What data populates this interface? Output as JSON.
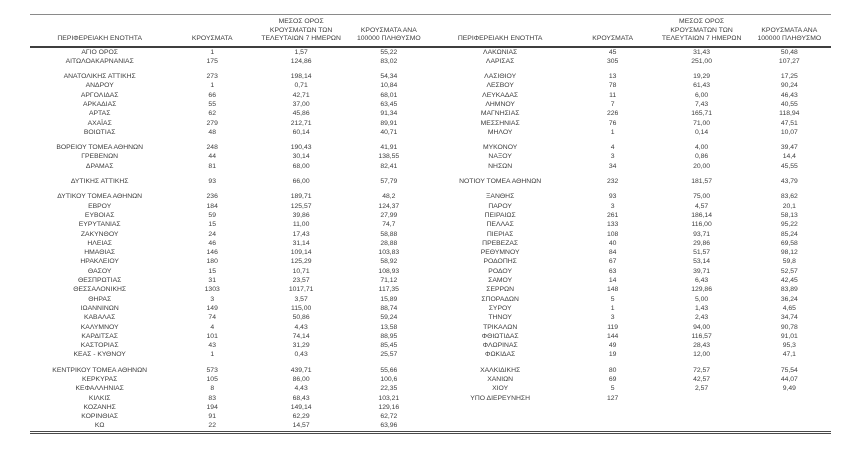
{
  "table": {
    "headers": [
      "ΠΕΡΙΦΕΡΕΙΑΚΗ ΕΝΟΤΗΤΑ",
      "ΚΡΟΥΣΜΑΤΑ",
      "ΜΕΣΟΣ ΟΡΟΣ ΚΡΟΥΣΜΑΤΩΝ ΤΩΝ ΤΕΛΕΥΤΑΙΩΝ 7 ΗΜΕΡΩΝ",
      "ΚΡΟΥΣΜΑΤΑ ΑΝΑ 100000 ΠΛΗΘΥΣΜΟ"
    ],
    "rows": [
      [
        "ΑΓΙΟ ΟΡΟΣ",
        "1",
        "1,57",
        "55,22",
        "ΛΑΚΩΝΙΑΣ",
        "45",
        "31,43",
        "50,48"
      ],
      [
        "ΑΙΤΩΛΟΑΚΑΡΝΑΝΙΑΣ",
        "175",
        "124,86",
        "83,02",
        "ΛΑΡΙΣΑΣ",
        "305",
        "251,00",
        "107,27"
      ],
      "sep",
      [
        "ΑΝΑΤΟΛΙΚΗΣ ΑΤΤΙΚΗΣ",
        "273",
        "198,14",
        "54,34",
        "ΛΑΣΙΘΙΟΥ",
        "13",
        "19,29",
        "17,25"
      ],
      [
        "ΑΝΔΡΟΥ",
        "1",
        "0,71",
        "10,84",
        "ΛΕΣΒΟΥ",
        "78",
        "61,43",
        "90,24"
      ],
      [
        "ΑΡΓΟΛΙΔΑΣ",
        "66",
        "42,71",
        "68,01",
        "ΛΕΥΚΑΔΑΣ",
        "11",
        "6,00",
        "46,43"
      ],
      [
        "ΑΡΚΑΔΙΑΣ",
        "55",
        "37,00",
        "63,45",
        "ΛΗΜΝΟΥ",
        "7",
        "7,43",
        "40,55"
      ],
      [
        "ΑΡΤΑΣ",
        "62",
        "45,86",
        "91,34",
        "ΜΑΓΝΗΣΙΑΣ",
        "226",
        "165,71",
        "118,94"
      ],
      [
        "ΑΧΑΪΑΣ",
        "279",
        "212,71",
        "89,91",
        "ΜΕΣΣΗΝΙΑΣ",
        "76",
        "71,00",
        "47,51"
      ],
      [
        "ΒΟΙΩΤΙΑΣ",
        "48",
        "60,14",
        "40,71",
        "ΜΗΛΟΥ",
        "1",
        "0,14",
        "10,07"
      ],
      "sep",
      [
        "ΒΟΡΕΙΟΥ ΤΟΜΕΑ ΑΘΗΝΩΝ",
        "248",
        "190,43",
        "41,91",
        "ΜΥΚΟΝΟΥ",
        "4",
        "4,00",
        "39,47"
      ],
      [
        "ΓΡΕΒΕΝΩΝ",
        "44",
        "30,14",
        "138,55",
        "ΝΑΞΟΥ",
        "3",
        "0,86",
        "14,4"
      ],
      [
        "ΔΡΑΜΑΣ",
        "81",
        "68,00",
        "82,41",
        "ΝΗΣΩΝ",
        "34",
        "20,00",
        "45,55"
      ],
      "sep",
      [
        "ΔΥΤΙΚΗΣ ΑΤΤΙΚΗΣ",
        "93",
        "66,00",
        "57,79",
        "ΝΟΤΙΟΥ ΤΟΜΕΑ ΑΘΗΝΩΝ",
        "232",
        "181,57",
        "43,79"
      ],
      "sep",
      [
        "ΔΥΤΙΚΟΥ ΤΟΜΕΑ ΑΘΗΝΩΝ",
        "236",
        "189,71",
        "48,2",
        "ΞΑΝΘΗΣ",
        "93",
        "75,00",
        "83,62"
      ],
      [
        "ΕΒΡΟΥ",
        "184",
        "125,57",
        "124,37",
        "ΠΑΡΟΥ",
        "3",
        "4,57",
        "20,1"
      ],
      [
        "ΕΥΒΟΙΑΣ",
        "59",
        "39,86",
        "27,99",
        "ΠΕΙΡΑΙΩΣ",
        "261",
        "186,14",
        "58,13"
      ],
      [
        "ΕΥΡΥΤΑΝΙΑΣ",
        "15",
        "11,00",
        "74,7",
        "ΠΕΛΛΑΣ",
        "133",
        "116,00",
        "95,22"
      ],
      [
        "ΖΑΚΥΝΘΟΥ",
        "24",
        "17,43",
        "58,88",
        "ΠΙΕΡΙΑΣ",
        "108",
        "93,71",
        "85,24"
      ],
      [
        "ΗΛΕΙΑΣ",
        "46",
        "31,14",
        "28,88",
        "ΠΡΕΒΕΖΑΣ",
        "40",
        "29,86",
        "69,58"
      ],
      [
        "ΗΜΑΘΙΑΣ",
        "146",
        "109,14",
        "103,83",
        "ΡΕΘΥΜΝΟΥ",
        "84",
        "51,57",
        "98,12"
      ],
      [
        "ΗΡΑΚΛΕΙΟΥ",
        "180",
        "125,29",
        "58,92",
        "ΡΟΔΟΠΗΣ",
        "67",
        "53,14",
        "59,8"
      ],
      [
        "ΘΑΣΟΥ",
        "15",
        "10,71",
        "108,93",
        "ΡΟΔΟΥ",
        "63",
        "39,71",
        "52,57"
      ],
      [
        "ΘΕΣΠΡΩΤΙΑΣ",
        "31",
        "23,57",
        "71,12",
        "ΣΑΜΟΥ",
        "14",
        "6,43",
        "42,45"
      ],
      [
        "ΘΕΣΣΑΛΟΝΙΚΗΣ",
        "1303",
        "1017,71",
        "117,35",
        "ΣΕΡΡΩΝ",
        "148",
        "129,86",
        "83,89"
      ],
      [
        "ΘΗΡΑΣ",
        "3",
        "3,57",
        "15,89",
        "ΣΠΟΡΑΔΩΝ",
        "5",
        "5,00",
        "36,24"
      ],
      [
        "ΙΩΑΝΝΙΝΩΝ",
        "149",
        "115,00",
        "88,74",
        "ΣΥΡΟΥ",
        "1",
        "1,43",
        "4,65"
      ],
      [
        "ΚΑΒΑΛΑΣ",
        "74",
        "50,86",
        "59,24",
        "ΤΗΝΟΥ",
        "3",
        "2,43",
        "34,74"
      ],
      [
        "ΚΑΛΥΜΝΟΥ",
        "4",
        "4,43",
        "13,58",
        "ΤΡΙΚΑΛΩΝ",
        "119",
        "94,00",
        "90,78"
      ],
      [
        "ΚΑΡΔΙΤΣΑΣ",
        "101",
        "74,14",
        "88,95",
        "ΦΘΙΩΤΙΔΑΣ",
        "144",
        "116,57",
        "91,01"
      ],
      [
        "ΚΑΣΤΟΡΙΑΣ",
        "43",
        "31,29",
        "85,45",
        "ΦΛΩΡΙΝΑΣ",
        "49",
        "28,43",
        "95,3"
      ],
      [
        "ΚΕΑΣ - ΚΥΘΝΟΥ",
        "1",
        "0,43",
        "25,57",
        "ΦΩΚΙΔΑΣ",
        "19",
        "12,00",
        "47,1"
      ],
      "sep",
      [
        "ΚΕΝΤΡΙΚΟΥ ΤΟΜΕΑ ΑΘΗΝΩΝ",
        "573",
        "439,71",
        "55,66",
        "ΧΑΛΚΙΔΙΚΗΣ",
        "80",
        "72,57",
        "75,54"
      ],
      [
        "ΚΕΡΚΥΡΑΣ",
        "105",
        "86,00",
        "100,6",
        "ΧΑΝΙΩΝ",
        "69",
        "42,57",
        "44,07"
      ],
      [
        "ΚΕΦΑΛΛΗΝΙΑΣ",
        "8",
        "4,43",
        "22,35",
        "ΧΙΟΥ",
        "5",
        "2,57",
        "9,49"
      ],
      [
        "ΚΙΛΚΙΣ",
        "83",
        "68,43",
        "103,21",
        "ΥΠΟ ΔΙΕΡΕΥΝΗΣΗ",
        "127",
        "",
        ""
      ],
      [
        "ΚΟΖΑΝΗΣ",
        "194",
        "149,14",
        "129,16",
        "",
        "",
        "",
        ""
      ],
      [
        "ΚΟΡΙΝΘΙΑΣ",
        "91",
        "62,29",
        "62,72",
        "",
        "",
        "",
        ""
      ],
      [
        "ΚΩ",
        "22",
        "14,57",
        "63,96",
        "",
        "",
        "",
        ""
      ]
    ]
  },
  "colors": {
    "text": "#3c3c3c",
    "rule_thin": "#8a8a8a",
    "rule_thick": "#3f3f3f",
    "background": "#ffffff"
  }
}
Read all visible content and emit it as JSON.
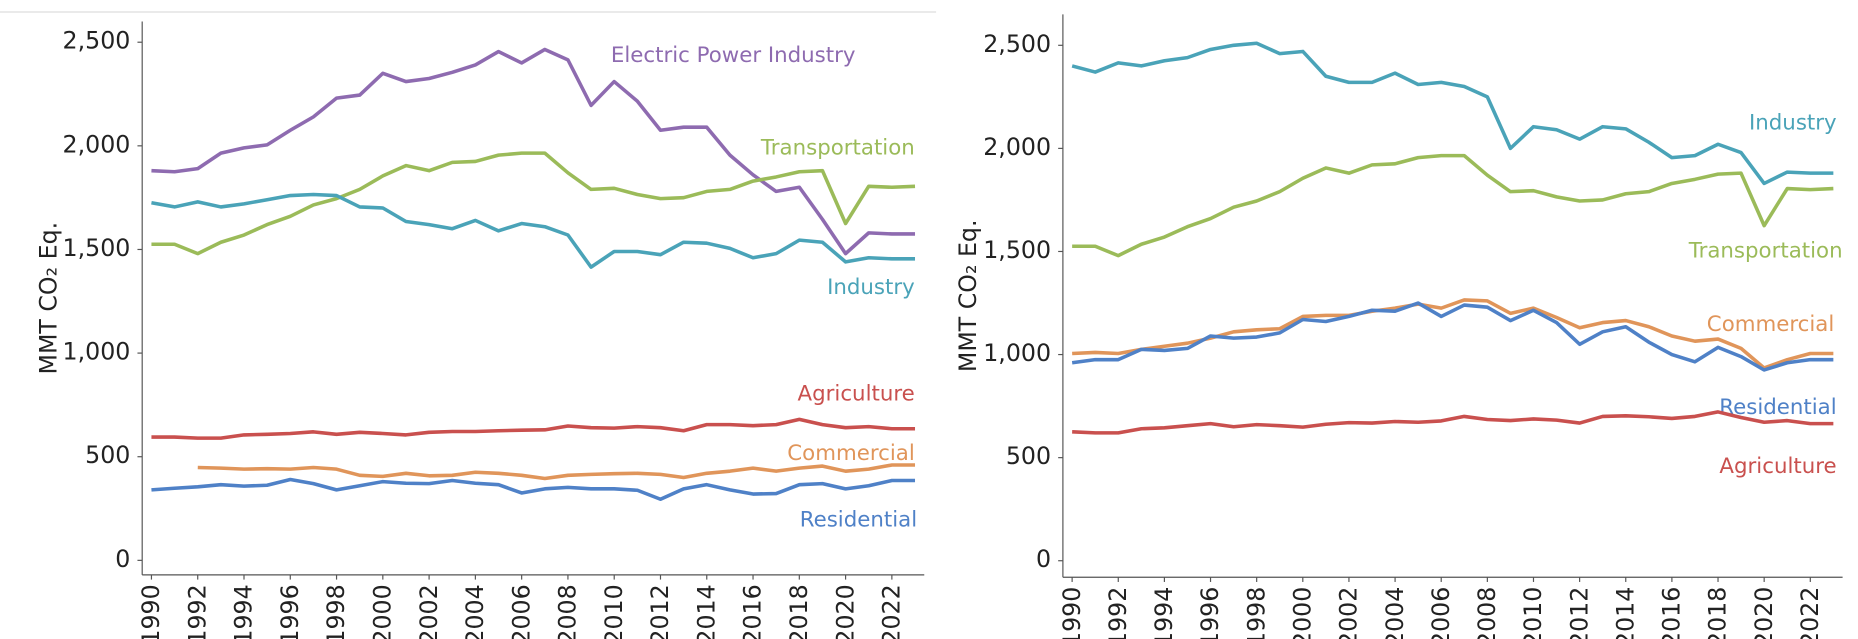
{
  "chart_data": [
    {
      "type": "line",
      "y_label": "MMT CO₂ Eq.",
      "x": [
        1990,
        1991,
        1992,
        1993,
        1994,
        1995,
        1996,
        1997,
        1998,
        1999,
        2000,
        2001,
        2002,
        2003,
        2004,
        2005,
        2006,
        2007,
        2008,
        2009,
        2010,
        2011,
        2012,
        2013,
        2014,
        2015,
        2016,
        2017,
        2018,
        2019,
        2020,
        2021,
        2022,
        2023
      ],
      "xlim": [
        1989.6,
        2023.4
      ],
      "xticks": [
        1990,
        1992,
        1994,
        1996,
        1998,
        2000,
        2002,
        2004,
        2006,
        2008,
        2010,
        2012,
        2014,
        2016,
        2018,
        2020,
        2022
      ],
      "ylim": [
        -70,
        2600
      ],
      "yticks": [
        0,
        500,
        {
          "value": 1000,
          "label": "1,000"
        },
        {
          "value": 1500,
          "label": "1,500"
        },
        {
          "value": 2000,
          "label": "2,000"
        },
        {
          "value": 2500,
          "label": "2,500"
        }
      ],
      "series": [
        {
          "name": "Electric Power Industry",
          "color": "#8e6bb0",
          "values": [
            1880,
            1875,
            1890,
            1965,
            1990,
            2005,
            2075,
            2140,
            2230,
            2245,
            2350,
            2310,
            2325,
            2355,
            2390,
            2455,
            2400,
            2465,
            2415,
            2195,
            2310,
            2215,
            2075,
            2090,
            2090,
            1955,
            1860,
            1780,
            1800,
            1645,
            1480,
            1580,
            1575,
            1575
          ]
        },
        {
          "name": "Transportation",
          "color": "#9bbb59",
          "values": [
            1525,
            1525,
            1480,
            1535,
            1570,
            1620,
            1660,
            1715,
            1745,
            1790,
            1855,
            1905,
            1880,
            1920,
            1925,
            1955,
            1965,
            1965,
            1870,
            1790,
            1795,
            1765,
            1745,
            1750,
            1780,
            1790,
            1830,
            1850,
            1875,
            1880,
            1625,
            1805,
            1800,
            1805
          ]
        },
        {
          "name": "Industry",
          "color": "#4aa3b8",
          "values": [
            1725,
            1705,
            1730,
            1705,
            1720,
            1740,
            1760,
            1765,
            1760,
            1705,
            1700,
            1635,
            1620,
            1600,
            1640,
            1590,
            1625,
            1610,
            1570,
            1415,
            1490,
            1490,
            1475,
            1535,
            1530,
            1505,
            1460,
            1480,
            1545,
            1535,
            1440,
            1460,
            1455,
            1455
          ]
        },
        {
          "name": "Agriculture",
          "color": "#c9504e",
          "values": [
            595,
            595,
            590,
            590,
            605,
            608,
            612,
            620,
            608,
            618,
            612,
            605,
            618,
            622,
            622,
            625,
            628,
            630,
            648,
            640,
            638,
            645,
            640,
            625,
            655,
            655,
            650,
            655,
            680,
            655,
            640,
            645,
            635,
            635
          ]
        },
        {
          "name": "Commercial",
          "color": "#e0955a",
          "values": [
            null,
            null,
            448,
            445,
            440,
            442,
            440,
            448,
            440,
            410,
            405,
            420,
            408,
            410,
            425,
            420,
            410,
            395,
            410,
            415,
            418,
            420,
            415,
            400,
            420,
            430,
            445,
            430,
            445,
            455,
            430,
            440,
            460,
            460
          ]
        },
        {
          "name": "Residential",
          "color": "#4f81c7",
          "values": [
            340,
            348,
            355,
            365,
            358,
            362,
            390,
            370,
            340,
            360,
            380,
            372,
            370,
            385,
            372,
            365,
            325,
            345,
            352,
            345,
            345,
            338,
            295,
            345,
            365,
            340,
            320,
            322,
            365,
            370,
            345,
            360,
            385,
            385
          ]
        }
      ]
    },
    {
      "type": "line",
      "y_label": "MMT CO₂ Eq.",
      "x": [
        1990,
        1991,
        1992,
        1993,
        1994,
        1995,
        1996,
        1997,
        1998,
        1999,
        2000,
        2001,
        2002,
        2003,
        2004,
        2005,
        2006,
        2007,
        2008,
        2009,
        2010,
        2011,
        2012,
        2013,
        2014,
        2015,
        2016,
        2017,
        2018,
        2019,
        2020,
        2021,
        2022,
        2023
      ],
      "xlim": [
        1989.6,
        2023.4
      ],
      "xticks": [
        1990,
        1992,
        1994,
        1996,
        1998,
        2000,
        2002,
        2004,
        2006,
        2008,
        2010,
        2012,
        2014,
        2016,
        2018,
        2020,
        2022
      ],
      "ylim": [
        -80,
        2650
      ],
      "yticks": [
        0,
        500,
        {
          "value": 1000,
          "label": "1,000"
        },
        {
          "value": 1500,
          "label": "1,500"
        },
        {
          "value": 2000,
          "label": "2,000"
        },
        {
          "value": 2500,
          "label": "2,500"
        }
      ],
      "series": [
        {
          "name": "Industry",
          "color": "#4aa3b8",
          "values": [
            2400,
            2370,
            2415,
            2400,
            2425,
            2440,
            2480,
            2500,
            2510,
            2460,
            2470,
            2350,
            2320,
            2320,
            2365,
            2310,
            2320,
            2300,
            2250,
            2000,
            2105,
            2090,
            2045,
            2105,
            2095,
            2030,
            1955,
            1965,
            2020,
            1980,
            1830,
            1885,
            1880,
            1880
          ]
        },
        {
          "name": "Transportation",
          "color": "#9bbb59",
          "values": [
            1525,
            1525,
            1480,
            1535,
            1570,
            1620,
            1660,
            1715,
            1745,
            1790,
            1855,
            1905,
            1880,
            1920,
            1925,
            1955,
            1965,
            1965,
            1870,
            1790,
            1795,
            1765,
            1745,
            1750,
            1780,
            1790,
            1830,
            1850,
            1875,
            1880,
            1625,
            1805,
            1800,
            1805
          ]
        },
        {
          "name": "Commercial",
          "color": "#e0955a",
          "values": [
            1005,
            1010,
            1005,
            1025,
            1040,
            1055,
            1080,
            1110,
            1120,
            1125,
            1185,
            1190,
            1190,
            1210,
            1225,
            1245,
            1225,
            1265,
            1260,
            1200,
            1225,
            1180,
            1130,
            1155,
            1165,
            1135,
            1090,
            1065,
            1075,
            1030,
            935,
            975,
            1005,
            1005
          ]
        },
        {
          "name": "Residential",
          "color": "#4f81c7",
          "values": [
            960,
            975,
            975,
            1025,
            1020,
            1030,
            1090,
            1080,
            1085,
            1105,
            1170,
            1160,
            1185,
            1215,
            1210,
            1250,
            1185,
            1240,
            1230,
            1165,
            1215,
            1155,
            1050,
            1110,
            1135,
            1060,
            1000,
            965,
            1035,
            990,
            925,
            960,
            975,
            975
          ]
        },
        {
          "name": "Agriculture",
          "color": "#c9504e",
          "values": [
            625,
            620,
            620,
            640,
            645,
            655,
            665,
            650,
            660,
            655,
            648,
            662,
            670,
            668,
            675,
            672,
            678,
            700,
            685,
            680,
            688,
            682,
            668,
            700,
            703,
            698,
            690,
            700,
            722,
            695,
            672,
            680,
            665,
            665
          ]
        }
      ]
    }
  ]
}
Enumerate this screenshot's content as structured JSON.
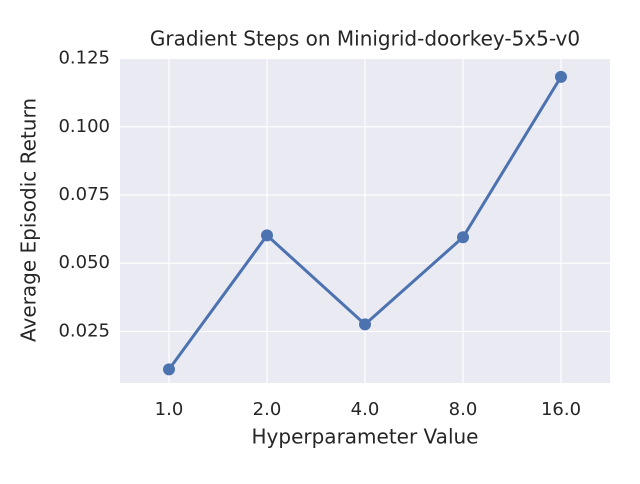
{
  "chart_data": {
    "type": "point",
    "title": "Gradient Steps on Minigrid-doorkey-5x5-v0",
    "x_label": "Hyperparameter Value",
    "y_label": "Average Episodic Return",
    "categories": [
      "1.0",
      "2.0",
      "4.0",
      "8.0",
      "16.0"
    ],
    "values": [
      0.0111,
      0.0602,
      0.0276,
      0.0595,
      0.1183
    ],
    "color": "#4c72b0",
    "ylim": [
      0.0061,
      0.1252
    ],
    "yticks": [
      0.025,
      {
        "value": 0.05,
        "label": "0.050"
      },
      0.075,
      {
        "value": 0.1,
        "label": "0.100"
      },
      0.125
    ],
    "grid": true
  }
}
++++++++++
Copy exactly the lines from the one containing "Enumerate this screenshot's" through the final line of the records above, both included, and leave out any pictures.

Enumerate this screenshot's content as structured JSON.
{
  "chart_data": {
    "type": "point",
    "title": "Gradient Steps on Minigrid-doorkey-5x5-v0",
    "x_label": "Hyperparameter Value",
    "y_label": "Average Episodic Return",
    "categories": [
      "1.0",
      "2.0",
      "4.0",
      "8.0",
      "16.0"
    ],
    "values": [
      0.0111,
      0.0602,
      0.0276,
      0.0595,
      0.1183
    ],
    "color": "#4c72b0",
    "ylim": [
      0.0061,
      0.1252
    ],
    "yticks": [
      0.025,
      {
        "value": 0.05,
        "label": "0.050"
      },
      0.075,
      {
        "value": 0.1,
        "label": "0.100"
      },
      0.125
    ],
    "grid": true
  }
}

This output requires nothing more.